Guitarist Roger Miller, for one, had never stopped. A trained musician with a number of rotating ensembles, including the silent film-scoring Alloy Orchestra, he will likewise release a solo seven-inch this summer featuring a piece for prepared guitar. "For every one of my songs, there are pages and pages of notes," he laughs, "which we immediately discard."

For their first reunion shows, each member brought a single new song with him. Bookings kept coming, as did new songs. Slipping back into form easily, with Shellac's Bob Weston replacing loopmaster and producer Martin Swope, Mission of Burma's new phase has lately become a question of evolution.

"Now I'm in one of the fallow periods, which last time lasted 15-20 years," admits Conley. "It's like one of those insect plagues that comes every decade or so." Still, Conley – who authored the band's canonical single, "Academy Fight Song" – is represented by a trio of new songs on Unsound, including "Second Television," which soars over Weston's chattering loops. Drummer Peter Prescott – whose post-Burma outfit, Volcano Sons, also featured Weston – contributed three as well.

"Blood, Sweat and Burma," Conley cracks of two songs with trumpet arrangements by Miller. They appear, played by Miller and Weston, in the churning waves of "ADD in Unison," the album's propulsive multi-part centerpiece. "I wanted to do something that went to a lot of different territories. We don't do it just to be fancy-pants," Miller says. "There's a reason it changes and morphs. It makes an interesting variation on song structure and how a rock band sounds."

Records drawn from a data collection:

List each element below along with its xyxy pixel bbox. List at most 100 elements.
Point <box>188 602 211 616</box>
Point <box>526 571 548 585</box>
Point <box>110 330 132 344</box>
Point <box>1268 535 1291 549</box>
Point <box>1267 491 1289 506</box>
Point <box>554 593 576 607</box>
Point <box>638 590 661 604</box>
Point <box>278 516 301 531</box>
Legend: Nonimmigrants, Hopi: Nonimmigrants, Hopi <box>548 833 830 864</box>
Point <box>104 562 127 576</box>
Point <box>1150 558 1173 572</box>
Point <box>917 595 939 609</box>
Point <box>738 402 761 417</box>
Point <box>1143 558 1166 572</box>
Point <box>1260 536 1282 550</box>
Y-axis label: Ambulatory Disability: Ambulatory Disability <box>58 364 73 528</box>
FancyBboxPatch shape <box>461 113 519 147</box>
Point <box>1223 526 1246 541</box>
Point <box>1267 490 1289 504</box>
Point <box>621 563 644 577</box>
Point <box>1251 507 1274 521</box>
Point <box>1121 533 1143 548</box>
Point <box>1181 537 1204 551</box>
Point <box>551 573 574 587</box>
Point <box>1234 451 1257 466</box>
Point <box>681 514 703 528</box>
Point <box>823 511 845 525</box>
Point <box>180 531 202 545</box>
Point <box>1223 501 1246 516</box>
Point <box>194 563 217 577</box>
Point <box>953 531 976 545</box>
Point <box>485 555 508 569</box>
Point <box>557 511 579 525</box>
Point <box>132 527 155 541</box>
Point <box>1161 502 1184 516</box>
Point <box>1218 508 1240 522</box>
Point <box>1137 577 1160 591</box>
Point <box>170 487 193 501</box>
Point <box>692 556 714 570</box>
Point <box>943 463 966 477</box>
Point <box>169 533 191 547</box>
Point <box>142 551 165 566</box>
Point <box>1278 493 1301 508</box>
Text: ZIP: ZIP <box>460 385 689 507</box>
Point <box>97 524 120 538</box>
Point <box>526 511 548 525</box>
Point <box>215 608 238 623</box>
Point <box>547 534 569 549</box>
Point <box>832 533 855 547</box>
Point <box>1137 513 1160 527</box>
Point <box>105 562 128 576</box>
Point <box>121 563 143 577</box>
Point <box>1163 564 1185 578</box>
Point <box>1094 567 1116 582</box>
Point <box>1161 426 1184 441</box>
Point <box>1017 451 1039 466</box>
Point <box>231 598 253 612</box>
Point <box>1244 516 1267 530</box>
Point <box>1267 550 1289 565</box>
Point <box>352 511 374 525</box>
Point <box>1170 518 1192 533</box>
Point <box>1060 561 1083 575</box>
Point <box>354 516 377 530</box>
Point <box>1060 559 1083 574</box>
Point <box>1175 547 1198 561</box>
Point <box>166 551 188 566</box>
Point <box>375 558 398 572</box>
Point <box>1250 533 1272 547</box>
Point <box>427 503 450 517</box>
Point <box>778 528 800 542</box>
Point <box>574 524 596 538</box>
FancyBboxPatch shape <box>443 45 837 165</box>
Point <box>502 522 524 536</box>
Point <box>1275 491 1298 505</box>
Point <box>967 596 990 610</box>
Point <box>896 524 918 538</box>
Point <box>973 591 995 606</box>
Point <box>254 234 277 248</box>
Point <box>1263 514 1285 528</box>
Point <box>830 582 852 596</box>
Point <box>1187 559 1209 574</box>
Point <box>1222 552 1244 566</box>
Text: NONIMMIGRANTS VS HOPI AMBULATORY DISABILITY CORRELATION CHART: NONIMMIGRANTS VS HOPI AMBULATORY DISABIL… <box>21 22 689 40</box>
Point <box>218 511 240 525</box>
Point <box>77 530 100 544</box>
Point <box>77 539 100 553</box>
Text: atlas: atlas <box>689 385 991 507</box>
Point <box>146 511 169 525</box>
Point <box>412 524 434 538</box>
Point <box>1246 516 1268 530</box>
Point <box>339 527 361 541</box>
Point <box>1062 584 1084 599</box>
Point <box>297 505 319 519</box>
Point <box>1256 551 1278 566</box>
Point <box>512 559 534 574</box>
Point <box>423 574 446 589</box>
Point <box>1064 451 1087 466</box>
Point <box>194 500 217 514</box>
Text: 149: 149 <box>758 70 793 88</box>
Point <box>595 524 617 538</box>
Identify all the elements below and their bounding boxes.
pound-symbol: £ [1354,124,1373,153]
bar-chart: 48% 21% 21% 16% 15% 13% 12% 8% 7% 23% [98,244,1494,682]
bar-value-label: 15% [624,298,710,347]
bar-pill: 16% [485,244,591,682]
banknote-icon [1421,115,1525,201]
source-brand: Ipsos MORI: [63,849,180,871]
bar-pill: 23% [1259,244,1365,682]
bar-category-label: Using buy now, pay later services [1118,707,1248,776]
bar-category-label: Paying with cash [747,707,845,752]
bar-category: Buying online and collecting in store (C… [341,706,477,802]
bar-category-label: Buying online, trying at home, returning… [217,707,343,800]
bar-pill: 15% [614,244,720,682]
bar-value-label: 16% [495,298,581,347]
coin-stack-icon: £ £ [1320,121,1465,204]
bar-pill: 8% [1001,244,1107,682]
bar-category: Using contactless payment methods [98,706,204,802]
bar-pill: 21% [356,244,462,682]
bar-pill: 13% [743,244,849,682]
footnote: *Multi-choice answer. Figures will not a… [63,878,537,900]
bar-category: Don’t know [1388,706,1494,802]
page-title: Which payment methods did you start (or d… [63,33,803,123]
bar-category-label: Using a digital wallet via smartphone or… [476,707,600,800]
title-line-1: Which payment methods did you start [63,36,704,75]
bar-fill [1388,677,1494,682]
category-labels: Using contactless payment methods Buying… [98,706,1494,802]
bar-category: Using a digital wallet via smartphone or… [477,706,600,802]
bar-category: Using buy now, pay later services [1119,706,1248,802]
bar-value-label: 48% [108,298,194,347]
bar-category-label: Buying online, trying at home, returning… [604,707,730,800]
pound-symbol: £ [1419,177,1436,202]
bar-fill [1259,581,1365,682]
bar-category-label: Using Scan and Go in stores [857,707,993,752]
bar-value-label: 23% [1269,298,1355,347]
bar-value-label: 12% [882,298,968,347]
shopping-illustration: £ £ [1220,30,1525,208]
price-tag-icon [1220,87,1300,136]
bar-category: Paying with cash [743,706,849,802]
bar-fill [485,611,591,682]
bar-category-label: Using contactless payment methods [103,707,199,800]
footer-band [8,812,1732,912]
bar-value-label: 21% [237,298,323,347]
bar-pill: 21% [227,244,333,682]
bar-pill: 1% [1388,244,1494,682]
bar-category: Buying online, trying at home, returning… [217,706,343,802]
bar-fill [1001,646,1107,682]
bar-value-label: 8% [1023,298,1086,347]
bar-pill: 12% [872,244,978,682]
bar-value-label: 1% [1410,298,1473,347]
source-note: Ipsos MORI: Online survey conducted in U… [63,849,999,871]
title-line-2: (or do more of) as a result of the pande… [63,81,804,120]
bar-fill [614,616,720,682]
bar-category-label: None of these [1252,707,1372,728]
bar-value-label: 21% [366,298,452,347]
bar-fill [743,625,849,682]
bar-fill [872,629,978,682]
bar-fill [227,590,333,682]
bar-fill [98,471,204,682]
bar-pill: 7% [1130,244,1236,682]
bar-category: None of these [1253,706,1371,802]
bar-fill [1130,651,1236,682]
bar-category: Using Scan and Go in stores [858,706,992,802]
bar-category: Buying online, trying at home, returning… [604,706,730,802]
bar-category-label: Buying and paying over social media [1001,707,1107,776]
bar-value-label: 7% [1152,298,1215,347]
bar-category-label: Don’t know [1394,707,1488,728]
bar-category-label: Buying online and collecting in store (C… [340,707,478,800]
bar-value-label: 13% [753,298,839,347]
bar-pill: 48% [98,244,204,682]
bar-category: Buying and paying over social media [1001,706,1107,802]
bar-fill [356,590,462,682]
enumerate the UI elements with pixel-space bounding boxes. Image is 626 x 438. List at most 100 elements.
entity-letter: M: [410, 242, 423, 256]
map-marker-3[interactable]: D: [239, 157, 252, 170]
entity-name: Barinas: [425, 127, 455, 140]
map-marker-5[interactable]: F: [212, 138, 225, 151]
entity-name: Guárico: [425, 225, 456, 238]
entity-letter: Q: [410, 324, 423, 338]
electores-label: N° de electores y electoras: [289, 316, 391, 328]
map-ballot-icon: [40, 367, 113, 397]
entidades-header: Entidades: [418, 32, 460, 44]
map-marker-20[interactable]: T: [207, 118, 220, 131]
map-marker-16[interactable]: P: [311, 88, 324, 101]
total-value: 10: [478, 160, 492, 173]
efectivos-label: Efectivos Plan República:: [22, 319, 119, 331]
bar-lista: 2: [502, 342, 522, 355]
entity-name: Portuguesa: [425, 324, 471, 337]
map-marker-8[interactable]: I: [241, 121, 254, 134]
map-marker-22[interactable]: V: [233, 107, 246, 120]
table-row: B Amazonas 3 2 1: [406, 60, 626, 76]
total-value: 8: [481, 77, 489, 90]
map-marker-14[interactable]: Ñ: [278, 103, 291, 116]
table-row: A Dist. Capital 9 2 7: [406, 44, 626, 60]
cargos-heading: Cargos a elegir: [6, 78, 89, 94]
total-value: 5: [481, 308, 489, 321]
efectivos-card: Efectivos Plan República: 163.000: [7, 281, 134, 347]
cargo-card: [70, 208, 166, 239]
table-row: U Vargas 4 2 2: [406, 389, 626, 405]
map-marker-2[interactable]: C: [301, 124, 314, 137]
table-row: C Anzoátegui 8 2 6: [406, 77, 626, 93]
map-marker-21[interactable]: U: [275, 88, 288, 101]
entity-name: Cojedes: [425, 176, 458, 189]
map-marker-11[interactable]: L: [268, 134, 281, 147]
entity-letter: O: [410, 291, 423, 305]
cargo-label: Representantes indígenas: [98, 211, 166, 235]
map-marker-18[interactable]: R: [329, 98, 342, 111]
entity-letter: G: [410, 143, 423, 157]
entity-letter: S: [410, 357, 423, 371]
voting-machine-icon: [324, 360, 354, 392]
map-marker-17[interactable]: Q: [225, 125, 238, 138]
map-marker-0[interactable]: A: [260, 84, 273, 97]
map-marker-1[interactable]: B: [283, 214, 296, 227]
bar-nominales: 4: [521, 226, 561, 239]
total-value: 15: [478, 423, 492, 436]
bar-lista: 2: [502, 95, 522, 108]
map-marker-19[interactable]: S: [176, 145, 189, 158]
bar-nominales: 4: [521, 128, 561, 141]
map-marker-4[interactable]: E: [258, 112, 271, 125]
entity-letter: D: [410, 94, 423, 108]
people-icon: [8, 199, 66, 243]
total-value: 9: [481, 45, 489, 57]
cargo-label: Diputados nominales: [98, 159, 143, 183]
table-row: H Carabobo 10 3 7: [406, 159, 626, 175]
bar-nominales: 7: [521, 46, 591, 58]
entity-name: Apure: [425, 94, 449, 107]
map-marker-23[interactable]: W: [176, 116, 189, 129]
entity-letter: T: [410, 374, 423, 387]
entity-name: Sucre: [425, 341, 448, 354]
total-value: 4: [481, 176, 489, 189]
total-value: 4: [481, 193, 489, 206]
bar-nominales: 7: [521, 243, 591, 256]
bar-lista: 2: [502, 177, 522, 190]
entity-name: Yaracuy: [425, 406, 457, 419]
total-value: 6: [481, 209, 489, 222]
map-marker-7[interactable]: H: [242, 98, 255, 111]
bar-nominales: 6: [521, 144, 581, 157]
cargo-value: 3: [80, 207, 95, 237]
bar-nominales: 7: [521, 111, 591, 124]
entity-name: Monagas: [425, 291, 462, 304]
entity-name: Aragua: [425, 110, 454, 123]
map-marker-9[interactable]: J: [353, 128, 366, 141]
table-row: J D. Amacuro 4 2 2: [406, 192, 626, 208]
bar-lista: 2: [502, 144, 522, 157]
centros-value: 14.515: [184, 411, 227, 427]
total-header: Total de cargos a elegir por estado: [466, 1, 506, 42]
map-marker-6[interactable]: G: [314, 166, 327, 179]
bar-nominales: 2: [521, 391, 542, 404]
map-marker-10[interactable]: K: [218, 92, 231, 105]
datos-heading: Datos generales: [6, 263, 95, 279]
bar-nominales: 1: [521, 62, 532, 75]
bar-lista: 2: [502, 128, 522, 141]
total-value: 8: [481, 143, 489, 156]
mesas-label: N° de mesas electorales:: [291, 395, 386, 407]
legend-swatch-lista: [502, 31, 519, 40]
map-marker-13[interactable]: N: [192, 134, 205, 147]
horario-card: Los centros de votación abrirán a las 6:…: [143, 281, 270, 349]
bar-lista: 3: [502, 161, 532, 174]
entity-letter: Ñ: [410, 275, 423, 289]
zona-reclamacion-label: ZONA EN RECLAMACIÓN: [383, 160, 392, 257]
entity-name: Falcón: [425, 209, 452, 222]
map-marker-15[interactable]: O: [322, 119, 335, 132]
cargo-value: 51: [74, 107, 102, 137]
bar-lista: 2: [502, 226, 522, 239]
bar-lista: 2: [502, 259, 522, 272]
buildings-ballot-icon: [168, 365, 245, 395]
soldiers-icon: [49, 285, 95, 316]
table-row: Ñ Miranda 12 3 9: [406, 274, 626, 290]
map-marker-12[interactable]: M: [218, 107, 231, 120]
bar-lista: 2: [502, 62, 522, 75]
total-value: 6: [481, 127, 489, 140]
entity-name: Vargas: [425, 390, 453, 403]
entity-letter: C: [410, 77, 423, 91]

### WHAT IS ASKED
Continue the Mission of Burma article, picking up after its final quotation from Miller. The listing originates from a separate source unrelated to the Mission of Burma article.

### RESULT OF THE TASK
A perpetual composer, Miller has already written a handful of new songs that he hopes to have in shape by the time the band hits the road for shows in August and September. But his career as a silent film scorer doesn't mean his writing for Mission of Burma has become staid or un-punk. "Being pissed off is really helpful to me," he notes. "Stuff just explodes." He remembers falling sick while doing soundtrack work a few years ago, then blowing off steam by recording an acoustic improv session, out of which sprang "Dust Devil," Unsound's first single, and a handful of songs he recently taught to Conley and Prescott – "Totally different than the songs that ended up on Unsound," he says.

"It's a lot easier in so many ways," assesses Conley of the band's second-round success. "Aesthetically, [playing live] used to be like an argument, always trying to prove something. There's less of that. We're gratified to be recognized to whatever extent we are. We sort of know where we are in the musical universe. We seem have to secured some tiny niche, and that's just fine with us."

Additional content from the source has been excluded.